#### [WHAT YOU SHOULD DO]
Restate the records below word for word, and omit the images they hold.

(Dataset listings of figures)
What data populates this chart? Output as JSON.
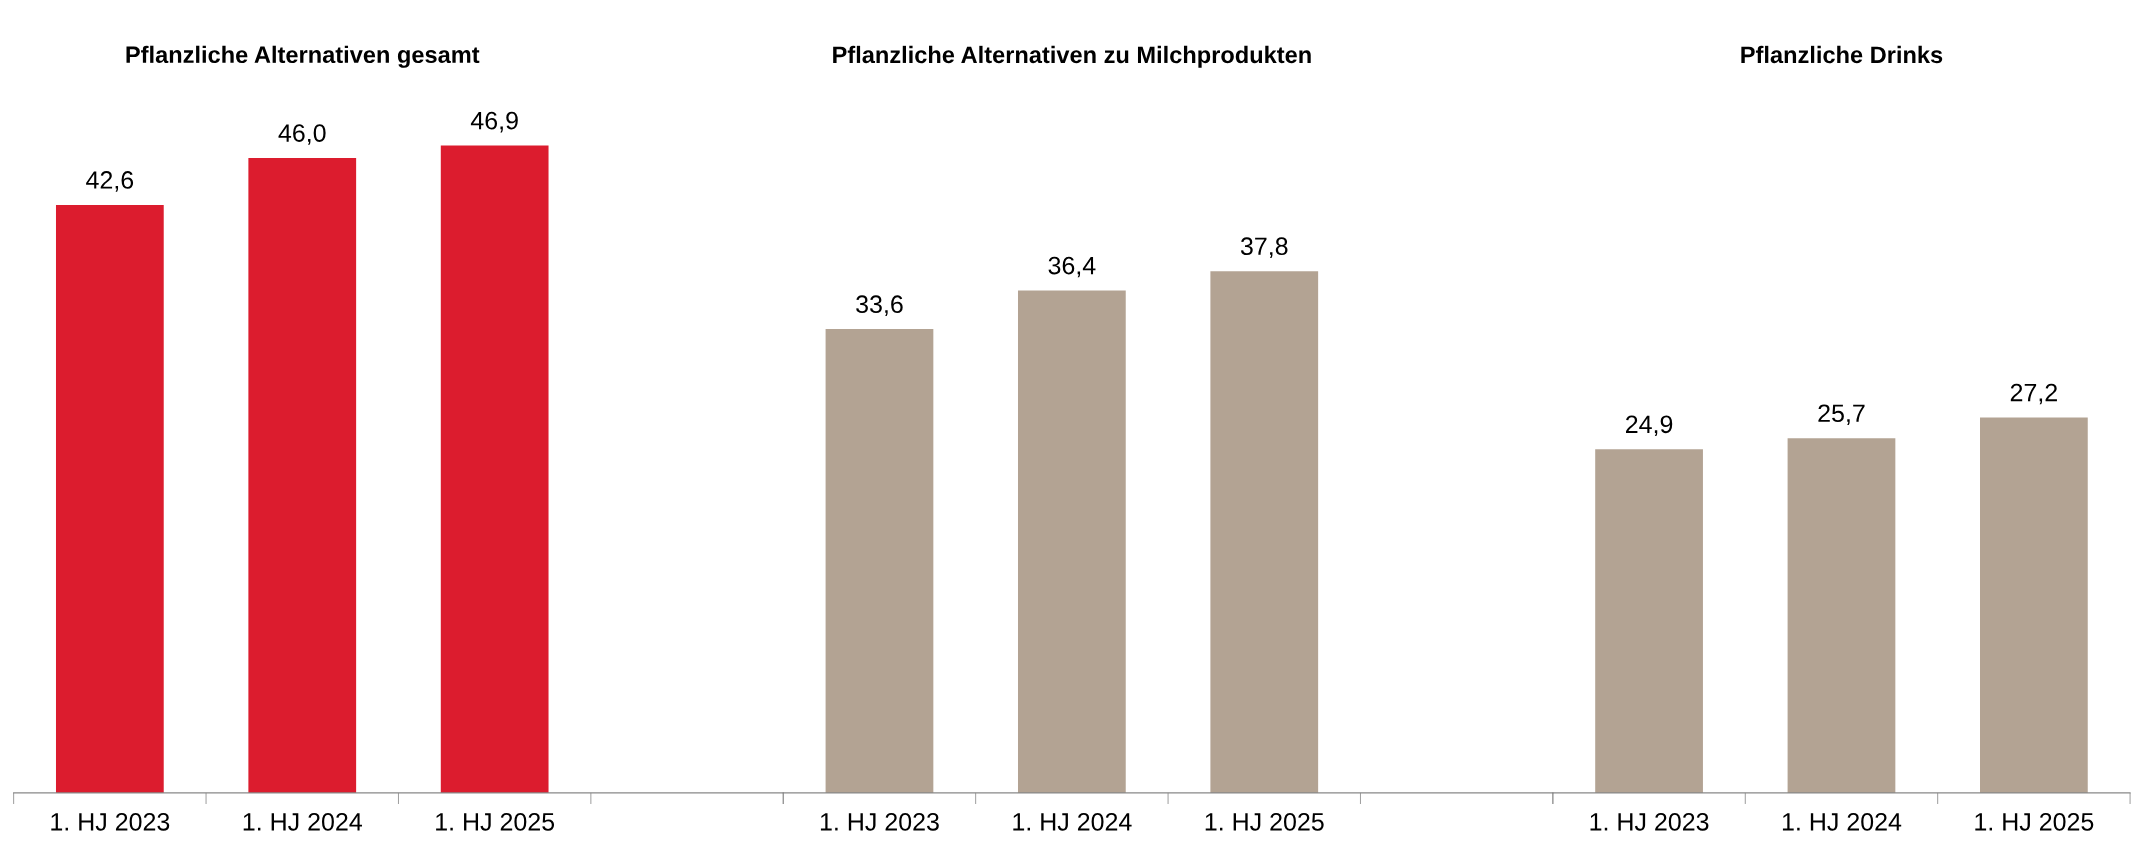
{
  "chart_data": [
    {
      "type": "bar",
      "title": "Pflanzliche Alternativen gesamt",
      "categories": [
        "1. HJ 2023",
        "1. HJ 2024",
        "1. HJ 2025"
      ],
      "values": [
        42.6,
        46.0,
        46.9
      ],
      "value_labels": [
        "42,6",
        "46,0",
        "46,9"
      ],
      "color": "#dc1c2e"
    },
    {
      "type": "bar",
      "title": "Pflanzliche Alternativen zu Milchprodukten",
      "categories": [
        "1. HJ 2023",
        "1. HJ 2024",
        "1. HJ 2025"
      ],
      "values": [
        33.6,
        36.4,
        37.8
      ],
      "value_labels": [
        "33,6",
        "36,4",
        "37,8"
      ],
      "color": "#b3a393"
    },
    {
      "type": "bar",
      "title": "Pflanzliche Drinks",
      "categories": [
        "1. HJ 2023",
        "1. HJ 2024",
        "1. HJ 2025"
      ],
      "values": [
        24.9,
        25.7,
        27.2
      ],
      "value_labels": [
        "24,9",
        "25,7",
        "27,2"
      ],
      "color": "#b3a393"
    }
  ]
}
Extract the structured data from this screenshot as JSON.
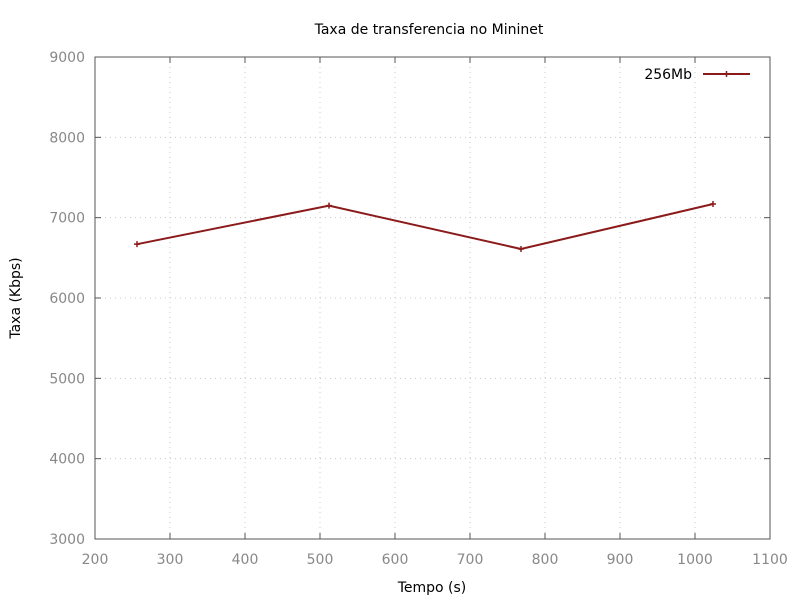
{
  "chart_data": {
    "type": "line",
    "title": "Taxa de transferencia no Mininet",
    "xlabel": "Tempo (s)",
    "ylabel": "Taxa (Kbps)",
    "xlim": [
      200,
      1100
    ],
    "ylim": [
      3000,
      9000
    ],
    "xticks": [
      200,
      300,
      400,
      500,
      600,
      700,
      800,
      900,
      1000,
      1100
    ],
    "yticks": [
      3000,
      4000,
      5000,
      6000,
      7000,
      8000,
      9000
    ],
    "grid": true,
    "legend_position": "top-right",
    "series": [
      {
        "name": "256Mb",
        "color": "#8b1a1a",
        "marker": "plus",
        "x": [
          256,
          512,
          768,
          1024
        ],
        "y": [
          6670,
          7150,
          6610,
          7170
        ]
      }
    ]
  }
}
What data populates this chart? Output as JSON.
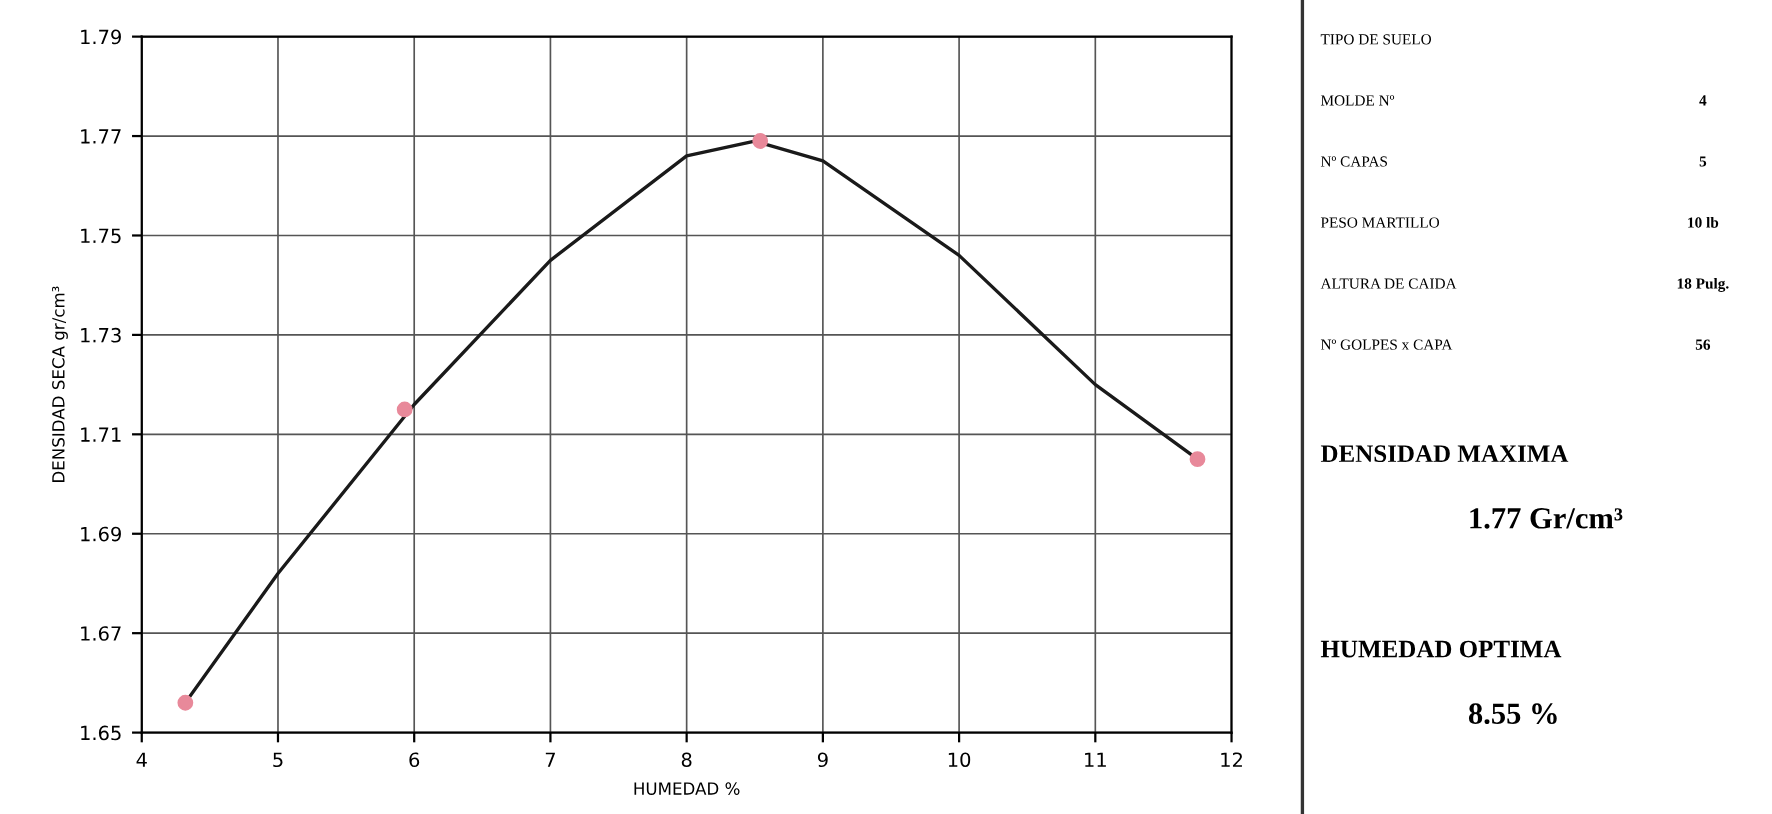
{
  "chart_data": [
    {
      "type": "line",
      "xlabel": "HUMEDAD %",
      "ylabel": "DENSIDAD SECA gr/cm³",
      "xlim": [
        4,
        12
      ],
      "ylim": [
        1.65,
        1.79
      ],
      "xticks": [
        4,
        5,
        6,
        7,
        8,
        9,
        10,
        11,
        12
      ],
      "yticks": [
        1.65,
        1.67,
        1.69,
        1.71,
        1.73,
        1.75,
        1.77,
        1.79
      ],
      "grid": true,
      "series": [
        {
          "type": "line",
          "color": "#1a1a1a",
          "marker": "none",
          "x": [
            4.32,
            5,
            6,
            7,
            8,
            8.5,
            9,
            10,
            11,
            11.75
          ],
          "values": [
            1.656,
            1.682,
            1.716,
            1.745,
            1.766,
            1.769,
            1.765,
            1.746,
            1.72,
            1.705
          ]
        },
        {
          "type": "scatter",
          "color": "#e8899a",
          "marker": "circle",
          "x": [
            4.32,
            5.93,
            8.54,
            11.75
          ],
          "values": [
            1.656,
            1.715,
            1.769,
            1.705
          ]
        }
      ]
    },
    {
      "type": "other",
      "annotations": [
        "TIPO DE SUELO",
        "MOLDE Nº",
        "4",
        "Nº CAPAS",
        "5",
        "PESO MARTILLO",
        "10 lb",
        "ALTURA DE CAIDA",
        "18 Pulg.",
        "Nº GOLPES x CAPA",
        "56",
        "DENSIDAD MAXIMA",
        "1.77 Gr/cm³",
        "HUMEDAD OPTIMA",
        "8.55 %"
      ]
    }
  ]
}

#### [COMPLETE RESPONSE]
What data populates this chart? Output as JSON.
{
  "chart_data": [
    {
      "type": "bar",
      "title": "Pflanzliche Alternativen gesamt",
      "categories": [
        "1. HJ 2023",
        "1. HJ 2024",
        "1. HJ 2025"
      ],
      "values": [
        42.6,
        46.0,
        46.9
      ],
      "value_labels": [
        "42,6",
        "46,0",
        "46,9"
      ],
      "color": "#dc1c2e"
    },
    {
      "type": "bar",
      "title": "Pflanzliche Alternativen zu Milchprodukten",
      "categories": [
        "1. HJ 2023",
        "1. HJ 2024",
        "1. HJ 2025"
      ],
      "values": [
        33.6,
        36.4,
        37.8
      ],
      "value_labels": [
        "33,6",
        "36,4",
        "37,8"
      ],
      "color": "#b3a393"
    },
    {
      "type": "bar",
      "title": "Pflanzliche Drinks",
      "categories": [
        "1. HJ 2023",
        "1. HJ 2024",
        "1. HJ 2025"
      ],
      "values": [
        24.9,
        25.7,
        27.2
      ],
      "value_labels": [
        "24,9",
        "25,7",
        "27,2"
      ],
      "color": "#b3a393"
    }
  ]
}
Extract the structured data from this screenshot as JSON.
{
  "chart_data": {
    "type": "line",
    "title": "Taxa de transferencia no Mininet",
    "xlabel": "Tempo (s)",
    "ylabel": "Taxa (Kbps)",
    "xlim": [
      200,
      1100
    ],
    "ylim": [
      3000,
      9000
    ],
    "xticks": [
      200,
      300,
      400,
      500,
      600,
      700,
      800,
      900,
      1000,
      1100
    ],
    "yticks": [
      3000,
      4000,
      5000,
      6000,
      7000,
      8000,
      9000
    ],
    "grid": true,
    "legend_position": "top-right",
    "series": [
      {
        "name": "256Mb",
        "color": "#8b1a1a",
        "marker": "plus",
        "x": [
          256,
          512,
          768,
          1024
        ],
        "y": [
          6670,
          7150,
          6610,
          7170
        ]
      }
    ]
  }
}
What data populates this chart? Output as JSON.
{
  "chart_data": [
    {
      "type": "line",
      "xlabel": "HUMEDAD %",
      "ylabel": "DENSIDAD SECA gr/cm³",
      "xlim": [
        4,
        12
      ],
      "ylim": [
        1.65,
        1.79
      ],
      "xticks": [
        4,
        5,
        6,
        7,
        8,
        9,
        10,
        11,
        12
      ],
      "yticks": [
        1.65,
        1.67,
        1.69,
        1.71,
        1.73,
        1.75,
        1.77,
        1.79
      ],
      "grid": true,
      "series": [
        {
          "type": "line",
          "color": "#1a1a1a",
          "marker": "none",
          "x": [
            4.32,
            5,
            6,
            7,
            8,
            8.5,
            9,
            10,
            11,
            11.75
          ],
          "values": [
            1.656,
            1.682,
            1.716,
            1.745,
            1.766,
            1.769,
            1.765,
            1.746,
            1.72,
            1.705
          ]
        },
        {
          "type": "scatter",
          "color": "#e8899a",
          "marker": "circle",
          "x": [
            4.32,
            5.93,
            8.54,
            11.75
          ],
          "values": [
            1.656,
            1.715,
            1.769,
            1.705
          ]
        }
      ]
    },
    {
      "type": "other",
      "annotations": [
        "TIPO DE SUELO",
        "MOLDE Nº",
        "4",
        "Nº CAPAS",
        "5",
        "PESO MARTILLO",
        "10 lb",
        "ALTURA DE CAIDA",
        "18 Pulg.",
        "Nº GOLPES x CAPA",
        "56",
        "DENSIDAD MAXIMA",
        "1.77 Gr/cm³",
        "HUMEDAD OPTIMA",
        "8.55 %"
      ]
    }
  ]
}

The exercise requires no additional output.